• [Given task] Lay out the entries as a numbered list, starting at the first line and ending at the line that contains "449, 1418, 620]", with blank lines omitted.

• [Layout annotation data]

## START

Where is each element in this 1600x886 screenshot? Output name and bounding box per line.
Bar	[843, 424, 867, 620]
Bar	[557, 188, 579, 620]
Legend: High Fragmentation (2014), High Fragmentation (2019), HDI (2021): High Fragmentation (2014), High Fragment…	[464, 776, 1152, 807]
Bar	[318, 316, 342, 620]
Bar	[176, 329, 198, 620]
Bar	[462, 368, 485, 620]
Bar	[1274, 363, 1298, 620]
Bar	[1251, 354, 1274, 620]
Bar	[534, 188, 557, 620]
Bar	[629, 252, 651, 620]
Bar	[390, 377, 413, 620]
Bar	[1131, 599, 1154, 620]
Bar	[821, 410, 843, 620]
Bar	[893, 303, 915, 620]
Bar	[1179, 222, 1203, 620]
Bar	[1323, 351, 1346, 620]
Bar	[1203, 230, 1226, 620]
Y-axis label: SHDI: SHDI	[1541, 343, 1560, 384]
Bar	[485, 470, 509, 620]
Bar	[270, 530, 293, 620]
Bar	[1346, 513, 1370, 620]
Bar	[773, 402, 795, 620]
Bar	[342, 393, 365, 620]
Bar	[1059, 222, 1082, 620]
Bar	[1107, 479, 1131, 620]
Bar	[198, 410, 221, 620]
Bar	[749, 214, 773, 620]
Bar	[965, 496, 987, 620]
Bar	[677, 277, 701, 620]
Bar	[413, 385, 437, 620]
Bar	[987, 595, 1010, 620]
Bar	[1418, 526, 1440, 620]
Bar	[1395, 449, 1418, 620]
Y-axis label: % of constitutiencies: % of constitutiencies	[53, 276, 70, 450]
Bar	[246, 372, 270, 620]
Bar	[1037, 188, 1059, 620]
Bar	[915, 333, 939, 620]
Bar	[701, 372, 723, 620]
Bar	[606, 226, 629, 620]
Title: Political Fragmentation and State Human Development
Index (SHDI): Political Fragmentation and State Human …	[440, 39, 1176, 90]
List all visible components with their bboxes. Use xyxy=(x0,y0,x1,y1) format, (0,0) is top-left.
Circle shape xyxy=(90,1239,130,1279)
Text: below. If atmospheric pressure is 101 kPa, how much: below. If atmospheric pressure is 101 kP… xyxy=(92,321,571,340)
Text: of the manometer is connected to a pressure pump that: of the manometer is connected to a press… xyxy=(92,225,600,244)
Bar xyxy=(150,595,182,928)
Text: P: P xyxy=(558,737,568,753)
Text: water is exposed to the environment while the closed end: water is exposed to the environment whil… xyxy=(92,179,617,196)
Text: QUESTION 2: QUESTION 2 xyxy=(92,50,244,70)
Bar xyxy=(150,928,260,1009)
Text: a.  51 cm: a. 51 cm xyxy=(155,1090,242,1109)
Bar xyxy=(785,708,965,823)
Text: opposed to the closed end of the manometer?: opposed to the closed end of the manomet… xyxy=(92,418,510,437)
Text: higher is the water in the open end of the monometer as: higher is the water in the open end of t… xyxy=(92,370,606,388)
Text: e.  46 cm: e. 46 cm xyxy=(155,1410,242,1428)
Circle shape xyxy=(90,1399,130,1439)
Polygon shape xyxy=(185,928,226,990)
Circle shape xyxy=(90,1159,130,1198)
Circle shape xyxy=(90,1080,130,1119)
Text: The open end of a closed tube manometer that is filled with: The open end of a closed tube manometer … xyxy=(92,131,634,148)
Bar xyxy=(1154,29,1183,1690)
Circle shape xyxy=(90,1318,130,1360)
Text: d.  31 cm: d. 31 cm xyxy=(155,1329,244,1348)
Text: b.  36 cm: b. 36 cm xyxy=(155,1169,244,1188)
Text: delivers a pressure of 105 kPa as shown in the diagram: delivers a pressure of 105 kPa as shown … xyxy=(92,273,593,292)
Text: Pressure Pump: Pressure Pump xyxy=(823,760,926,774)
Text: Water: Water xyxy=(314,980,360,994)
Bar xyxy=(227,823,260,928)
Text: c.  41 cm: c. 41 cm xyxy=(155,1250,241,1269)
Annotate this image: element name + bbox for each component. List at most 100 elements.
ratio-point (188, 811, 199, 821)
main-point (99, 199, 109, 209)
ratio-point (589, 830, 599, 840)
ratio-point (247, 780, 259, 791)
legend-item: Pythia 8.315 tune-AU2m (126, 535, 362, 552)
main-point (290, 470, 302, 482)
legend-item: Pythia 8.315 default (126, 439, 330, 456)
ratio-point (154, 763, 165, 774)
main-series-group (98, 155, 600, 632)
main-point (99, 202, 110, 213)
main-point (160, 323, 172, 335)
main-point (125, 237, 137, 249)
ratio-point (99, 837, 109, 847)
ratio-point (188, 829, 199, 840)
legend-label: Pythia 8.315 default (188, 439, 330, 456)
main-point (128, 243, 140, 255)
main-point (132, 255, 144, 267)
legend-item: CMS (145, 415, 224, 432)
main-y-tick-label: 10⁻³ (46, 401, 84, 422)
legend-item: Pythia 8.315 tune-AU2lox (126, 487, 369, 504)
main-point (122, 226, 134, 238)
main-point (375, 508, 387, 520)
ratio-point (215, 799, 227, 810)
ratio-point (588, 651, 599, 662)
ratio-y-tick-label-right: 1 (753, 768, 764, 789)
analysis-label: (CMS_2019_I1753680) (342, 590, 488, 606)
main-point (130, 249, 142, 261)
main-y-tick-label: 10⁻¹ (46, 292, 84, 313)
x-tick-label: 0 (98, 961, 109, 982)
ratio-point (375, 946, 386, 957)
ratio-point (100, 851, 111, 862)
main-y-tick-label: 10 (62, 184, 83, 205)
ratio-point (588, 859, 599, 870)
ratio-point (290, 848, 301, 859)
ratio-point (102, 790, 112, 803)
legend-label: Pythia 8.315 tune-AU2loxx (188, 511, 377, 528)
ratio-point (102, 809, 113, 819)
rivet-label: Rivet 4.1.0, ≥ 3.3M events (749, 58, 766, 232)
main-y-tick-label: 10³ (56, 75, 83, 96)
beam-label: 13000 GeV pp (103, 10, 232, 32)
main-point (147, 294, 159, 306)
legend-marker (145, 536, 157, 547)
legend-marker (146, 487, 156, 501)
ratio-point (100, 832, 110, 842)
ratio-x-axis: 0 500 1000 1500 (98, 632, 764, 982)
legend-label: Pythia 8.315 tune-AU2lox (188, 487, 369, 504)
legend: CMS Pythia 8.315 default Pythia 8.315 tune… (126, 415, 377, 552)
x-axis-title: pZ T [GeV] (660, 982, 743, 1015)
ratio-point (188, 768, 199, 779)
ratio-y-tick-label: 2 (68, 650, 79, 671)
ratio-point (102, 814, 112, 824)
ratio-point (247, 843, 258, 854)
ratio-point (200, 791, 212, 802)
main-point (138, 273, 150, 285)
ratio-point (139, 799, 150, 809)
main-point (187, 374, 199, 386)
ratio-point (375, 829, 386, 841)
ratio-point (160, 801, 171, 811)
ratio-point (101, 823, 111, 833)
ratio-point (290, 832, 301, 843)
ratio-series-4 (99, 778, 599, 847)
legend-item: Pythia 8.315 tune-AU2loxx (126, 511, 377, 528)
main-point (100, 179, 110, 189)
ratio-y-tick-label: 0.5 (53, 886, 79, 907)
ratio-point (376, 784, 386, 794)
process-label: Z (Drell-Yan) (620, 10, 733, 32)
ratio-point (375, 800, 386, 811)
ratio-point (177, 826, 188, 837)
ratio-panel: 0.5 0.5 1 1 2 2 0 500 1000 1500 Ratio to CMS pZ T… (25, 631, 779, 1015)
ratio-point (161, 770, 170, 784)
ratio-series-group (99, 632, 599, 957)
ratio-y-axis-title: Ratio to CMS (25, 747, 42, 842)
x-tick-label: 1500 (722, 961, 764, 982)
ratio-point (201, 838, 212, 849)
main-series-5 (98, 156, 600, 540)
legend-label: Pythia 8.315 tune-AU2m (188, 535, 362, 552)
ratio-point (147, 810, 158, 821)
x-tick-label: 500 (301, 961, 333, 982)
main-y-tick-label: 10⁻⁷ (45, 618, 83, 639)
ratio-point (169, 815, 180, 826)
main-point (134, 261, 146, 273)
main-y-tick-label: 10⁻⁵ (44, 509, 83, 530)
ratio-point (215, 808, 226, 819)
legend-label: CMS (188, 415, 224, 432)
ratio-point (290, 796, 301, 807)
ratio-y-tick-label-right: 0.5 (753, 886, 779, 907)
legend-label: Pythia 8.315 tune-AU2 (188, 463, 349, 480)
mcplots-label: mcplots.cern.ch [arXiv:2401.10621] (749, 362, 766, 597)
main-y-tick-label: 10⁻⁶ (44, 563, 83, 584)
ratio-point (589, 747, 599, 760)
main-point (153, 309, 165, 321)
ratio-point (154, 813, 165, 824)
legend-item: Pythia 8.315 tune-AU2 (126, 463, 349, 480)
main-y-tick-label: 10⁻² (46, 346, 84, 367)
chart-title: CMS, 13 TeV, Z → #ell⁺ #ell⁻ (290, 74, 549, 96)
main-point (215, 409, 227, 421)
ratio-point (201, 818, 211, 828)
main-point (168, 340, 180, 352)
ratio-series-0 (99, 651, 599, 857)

## END

• [Exercise response]
1. Where is each element in this 1600x886 screenshot? Output name and bounding box per line.
2. Bar	[843, 424, 867, 620]
3. Bar	[557, 188, 579, 620]
4. Legend: High Fragmentation (2014), High Fragmentation (2019), HDI (2021): High Fragmentation (2014), High Fragment…	[464, 776, 1152, 807]
5. Bar	[318, 316, 342, 620]
6. Bar	[176, 329, 198, 620]
7. Bar	[462, 368, 485, 620]
8. Bar	[1274, 363, 1298, 620]
9. Bar	[1251, 354, 1274, 620]
10. Bar	[534, 188, 557, 620]
11. Bar	[629, 252, 651, 620]
12. Bar	[390, 377, 413, 620]
13. Bar	[1131, 599, 1154, 620]
14. Bar	[821, 410, 843, 620]
15. Bar	[893, 303, 915, 620]
16. Bar	[1179, 222, 1203, 620]
17. Bar	[1323, 351, 1346, 620]
18. Bar	[1203, 230, 1226, 620]
19. Y-axis label: SHDI: SHDI	[1541, 343, 1560, 384]
20. Bar	[485, 470, 509, 620]
21. Bar	[270, 530, 293, 620]
22. Bar	[1346, 513, 1370, 620]
23. Bar	[773, 402, 795, 620]
24. Bar	[342, 393, 365, 620]
25. Bar	[1059, 222, 1082, 620]
26. Bar	[1107, 479, 1131, 620]
27. Bar	[198, 410, 221, 620]
28. Bar	[749, 214, 773, 620]
29. Bar	[965, 496, 987, 620]
30. Bar	[677, 277, 701, 620]
31. Bar	[413, 385, 437, 620]
32. Bar	[987, 595, 1010, 620]
33. Bar	[1418, 526, 1440, 620]
34. Bar	[1395, 449, 1418, 620]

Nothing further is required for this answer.